(Element location listings)
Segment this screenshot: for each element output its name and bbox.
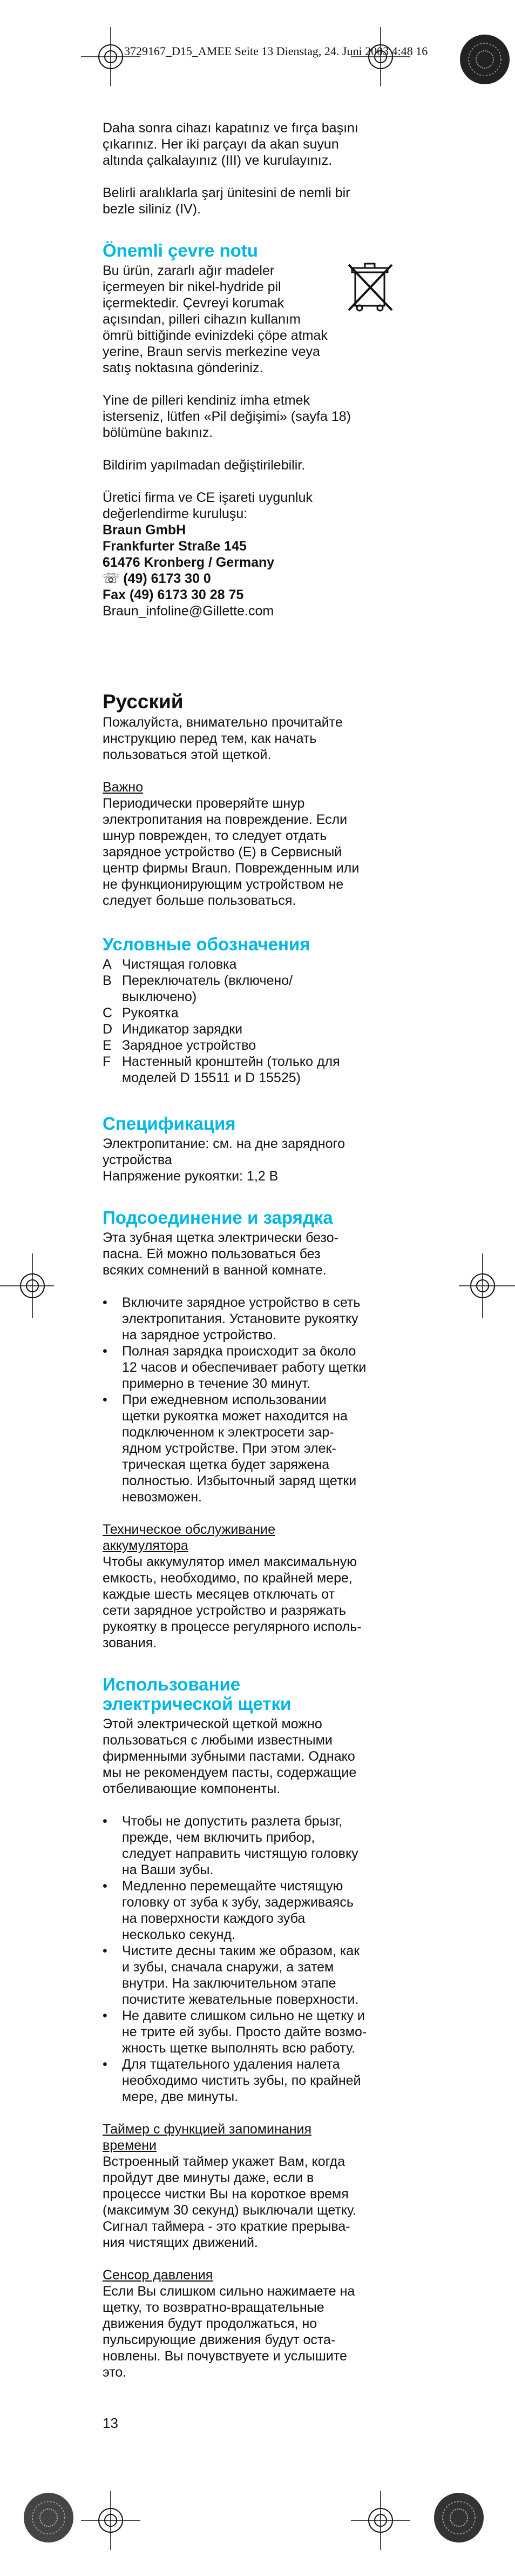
important-text: Периодически проверяйте шнур электропитания на повреждение. Если шнур поврежден, то следует отдать зарядное устройство (E) в Сервисный центр фирмы Braun. Поврежденным или не функционирующим устройством не следует больше пользоваться. bbox=[103, 796, 360, 908]
registration-mark-right-icon bbox=[459, 1253, 515, 1318]
company-phone: ☏ (49) 6173 30 0 bbox=[103, 571, 211, 586]
color-wheel-bottom-left-icon bbox=[22, 2491, 76, 2545]
parts-legend bbox=[103, 956, 405, 1086]
registration-mark-bottom-center-icon bbox=[351, 2491, 410, 2550]
specification-text: Электропитание: см. на дне зарядного устройства Напряжение рукоятки: 1,2 В bbox=[103, 1136, 345, 1184]
color-wheel-top-right-icon bbox=[458, 32, 512, 86]
color-wheel-bottom-right-icon bbox=[432, 2491, 486, 2545]
connect-charge-heading: Подсоединение и зарядка bbox=[103, 1208, 333, 1227]
pressure-sensor-label: Сенсор давления bbox=[103, 2268, 213, 2283]
symbols-heading: Условные обозначения bbox=[103, 934, 310, 954]
list-item: • При ежедневном использовании щетки рукоятка может находится на подключенном к электросети зар- ядном устройстве. При этом элек- трическая щетка будет заряжена полностью. Избыточный заряд щетки невозможен. bbox=[103, 1392, 357, 1505]
battery-disposal-text: Yine de pilleri kendiniz imha etmek isterseniz, lütfen «Pil değişimi» (sayfa 18) bölümüne bakınız. bbox=[103, 393, 351, 440]
timer-label: Таймер с функцией запоминания времени bbox=[103, 2122, 312, 2153]
environment-note-heading: Önemli çevre notu bbox=[103, 240, 258, 260]
timer-text: Встроенный таймер укажет Вам, когда пройдут две минуты даже, если в процессе чистки Вы на короткое время (максимум 30 секунд) выключали щетку. Сигнал таймера - это краткие прерыва- ния чистящих движений. bbox=[103, 2154, 357, 2250]
notice-text: Bildirim yapılmadan değiştirilebilir. bbox=[103, 458, 306, 473]
list-item: моделей D 15511 и D 15525) bbox=[122, 1070, 301, 1085]
manufacturer-block: Üretici firma ve CE işareti uygunluk değerlendirme kuruluşu: Braun GmbH Frankfurter Straße 145 61476 Kronberg / Germany ☏ (49) 6173 30 0 Fax (49) 6173 30 28 75 Braun_infoline@Gillette.com bbox=[103, 490, 313, 619]
connect-bullets bbox=[103, 1294, 405, 1505]
russian-section bbox=[103, 690, 405, 2380]
environment-note-text: Bu ürün, zararlı ağır madeler içermeyen bir nikel-hydride pil içermektedir. Çevreyi korumak açısından, pilleri cihazın kullanım ömrü bittiğinde evinizdeki çöpe atmak yerine, Braun servis merkezine veya satış noktasına gönderiniz. bbox=[103, 263, 328, 375]
list-item: D Индикатор зарядки bbox=[103, 1022, 243, 1037]
page-number: 13 bbox=[103, 2415, 118, 2431]
russian-language-heading: Русский bbox=[103, 690, 184, 713]
company-email: Braun_infoline@Gillette.com bbox=[103, 603, 274, 619]
specification-heading: Спецификация bbox=[103, 1113, 236, 1133]
list-item: • Чистите десны таким же образом, как и зубы, сначала снаружи, а затем внутри. На заключительном этапе почистите жевательные поверхности. bbox=[103, 1943, 360, 2007]
company-name: Braun GmbH bbox=[103, 522, 186, 538]
company-street: Frankfurter Straße 145 bbox=[103, 539, 247, 554]
list-item: выключено) bbox=[122, 989, 197, 1004]
company-fax: Fax (49) 6173 30 28 75 bbox=[103, 587, 244, 602]
charger-cleaning-text: Belirli aralıklarla şarj ünitesini de nemli bir bezle siliniz (IV). bbox=[103, 185, 350, 217]
list-item: C Рукоятка bbox=[103, 1005, 179, 1021]
registration-mark-top-left-icon bbox=[81, 27, 140, 86]
list-item: • Полная зарядка происходит за ôколо 12 часов и обеспечивает работу щетки примерно в течение 30 минут. bbox=[103, 1344, 367, 1391]
important-label: Важно bbox=[103, 780, 144, 795]
list-item: • Чтобы не допустить разлета брызг, прежде, чем включить прибор, следует направить чистящую головку на Ваши зубы. bbox=[103, 1814, 358, 1877]
cleaning-text: Daha sonra cihazı kapatınız ve fırça başını çıkarınız. Her iki parçayı da akan suyun altında çalkalayınız (III) ve kurulayınız. bbox=[103, 120, 358, 168]
registration-mark-left-icon bbox=[0, 1253, 54, 1318]
pressure-sensor-text: Если Вы слишком сильно нажимаете на щетку, то возвратно-вращательные движения будут продолжаться, но пульсирующие движения будут оста- новлены. Вы почувствуете и услышите это. bbox=[103, 2284, 355, 2380]
registration-mark-top-center-icon bbox=[351, 27, 410, 86]
turkish-section bbox=[103, 120, 405, 619]
list-item: A Чистящая головка bbox=[103, 957, 237, 972]
usage-bullets bbox=[103, 1813, 405, 2105]
battery-maintenance-text: Чтобы аккумулятор имел максимальную емкость, необходимо, по крайней мере, каждые шесть месяцев отключать от сети зарядное устройство и разряжать рукоятку в процессе регулярного исполь- зования. bbox=[103, 1554, 362, 1651]
list-item: • Включите зарядное устройство в сеть электропитания. Установите рукоятку на зарядное устройство. bbox=[103, 1295, 361, 1343]
registration-mark-bottom-left-icon bbox=[81, 2491, 140, 2550]
list-item: B Переключатель (включено/ bbox=[103, 973, 293, 988]
company-city: 61476 Kronberg / Germany bbox=[103, 555, 275, 570]
connect-intro-text: Эта зубная щетка электрически безо- пасна. Ей можно пользоваться без всяких сомнений в ванной комнате. bbox=[103, 1230, 338, 1278]
russian-intro-text: Пожалуйста, внимательно прочитайте инструкцию перед тем, как начать пользоваться этой щеткой. bbox=[103, 715, 343, 762]
list-item: • Не давите слишком сильно не щетку и не трите ей зубы. Просто дайте возмо- жность щетке выполнять всю работу. bbox=[103, 2008, 367, 2056]
battery-maintenance-label: Техническое обслуживание аккумулятора bbox=[103, 1522, 275, 1553]
list-item: E Зарядное устройство bbox=[103, 1038, 256, 1053]
list-item: • Медленно перемещайте чистящую головку от зуба к зубу, задерживаясь на поверхности каждого зуба несколько секунд. bbox=[103, 1879, 354, 1942]
usage-intro-text: Этой электрической щеткой можно пользоваться с любыми известными фирменными зубными пастами. Однако мы не рекомендуем пасты, содержащие отбеливающие компоненты. bbox=[103, 1716, 357, 1796]
list-item: • Для тщательного удаления налета необходимо чистить зубы, по крайней мере, две минуты. bbox=[103, 2057, 361, 2104]
usage-heading: Использование электрической щетки bbox=[103, 1674, 292, 1714]
print-header: 3729167_D15_AMEE Seite 13 Dienstag, 24. Juni 2003 4:48 16 bbox=[124, 44, 428, 58]
list-item: F Настенный кронштейн (только для bbox=[103, 1054, 340, 1069]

Written task:
Reproduce without any change the stretch of the records from the line containing "important-text: Периодически проверяйте" through the line containing "parts-legend bbox=[103, 956, 405, 1086]".

Reply:
important-text: Периодически проверяйте шнур электропитания на повреждение. Если шнур поврежден, то следует отдать зарядное устройство (E) в Сервисный центр фирмы Braun. Поврежденным или не функционирующим устройством не следует больше пользоваться. bbox=[103, 796, 360, 908]
registration-mark-right-icon bbox=[459, 1253, 515, 1318]
company-phone: ☏ (49) 6173 30 0 bbox=[103, 571, 211, 586]
color-wheel-bottom-left-icon bbox=[22, 2491, 76, 2545]
parts-legend bbox=[103, 956, 405, 1086]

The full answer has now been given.